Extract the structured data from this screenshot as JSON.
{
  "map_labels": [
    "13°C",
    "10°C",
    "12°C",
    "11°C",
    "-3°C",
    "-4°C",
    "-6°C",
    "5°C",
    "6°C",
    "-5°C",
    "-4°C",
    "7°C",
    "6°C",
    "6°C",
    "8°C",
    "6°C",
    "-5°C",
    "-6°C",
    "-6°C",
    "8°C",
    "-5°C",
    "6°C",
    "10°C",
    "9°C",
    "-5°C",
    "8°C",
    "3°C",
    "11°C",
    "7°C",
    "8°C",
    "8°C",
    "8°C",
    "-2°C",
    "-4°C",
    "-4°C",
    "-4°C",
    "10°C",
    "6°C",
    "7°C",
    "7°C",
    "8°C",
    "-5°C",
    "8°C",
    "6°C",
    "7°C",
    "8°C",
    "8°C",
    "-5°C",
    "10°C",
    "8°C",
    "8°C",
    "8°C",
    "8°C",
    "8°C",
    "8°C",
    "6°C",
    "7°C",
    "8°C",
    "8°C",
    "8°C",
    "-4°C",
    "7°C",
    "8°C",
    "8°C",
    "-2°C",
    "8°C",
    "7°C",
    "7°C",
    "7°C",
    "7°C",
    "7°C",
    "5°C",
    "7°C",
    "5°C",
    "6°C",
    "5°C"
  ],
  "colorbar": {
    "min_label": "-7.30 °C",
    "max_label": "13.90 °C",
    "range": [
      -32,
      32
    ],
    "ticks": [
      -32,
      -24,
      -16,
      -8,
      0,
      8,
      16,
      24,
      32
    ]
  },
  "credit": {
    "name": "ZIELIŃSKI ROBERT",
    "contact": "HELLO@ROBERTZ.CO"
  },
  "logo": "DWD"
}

— WHAT IS EXPECTED —
Every line of the data above should be reproduced word for word.

— RESPONSE TO THIS EXERCISE —
Extract the structured data from this screenshot as JSON.
{
  "map_labels": [
    "13°C",
    "10°C",
    "12°C",
    "11°C",
    "-3°C",
    "-4°C",
    "-6°C",
    "5°C",
    "6°C",
    "-5°C",
    "-4°C",
    "7°C",
    "6°C",
    "6°C",
    "8°C",
    "6°C",
    "-5°C",
    "-6°C",
    "-6°C",
    "8°C",
    "-5°C",
    "6°C",
    "10°C",
    "9°C",
    "-5°C",
    "8°C",
    "3°C",
    "11°C",
    "7°C",
    "8°C",
    "8°C",
    "8°C",
    "-2°C",
    "-4°C",
    "-4°C",
    "-4°C",
    "10°C",
    "6°C",
    "7°C",
    "7°C",
    "8°C",
    "-5°C",
    "8°C",
    "6°C",
    "7°C",
    "8°C",
    "8°C",
    "-5°C",
    "10°C",
    "8°C",
    "8°C",
    "8°C",
    "8°C",
    "8°C",
    "8°C",
    "6°C",
    "7°C",
    "8°C",
    "8°C",
    "8°C",
    "-4°C",
    "7°C",
    "8°C",
    "8°C",
    "-2°C",
    "8°C",
    "7°C",
    "7°C",
    "7°C",
    "7°C",
    "7°C",
    "5°C",
    "7°C",
    "5°C",
    "6°C",
    "5°C"
  ],
  "colorbar": {
    "min_label": "-7.30 °C",
    "max_label": "13.90 °C",
    "range": [
      -32,
      32
    ],
    "ticks": [
      -32,
      -24,
      -16,
      -8,
      0,
      8,
      16,
      24,
      32
    ]
  },
  "credit": {
    "name": "ZIELIŃSKI ROBERT",
    "contact": "HELLO@ROBERTZ.CO"
  },
  "logo": "DWD"
}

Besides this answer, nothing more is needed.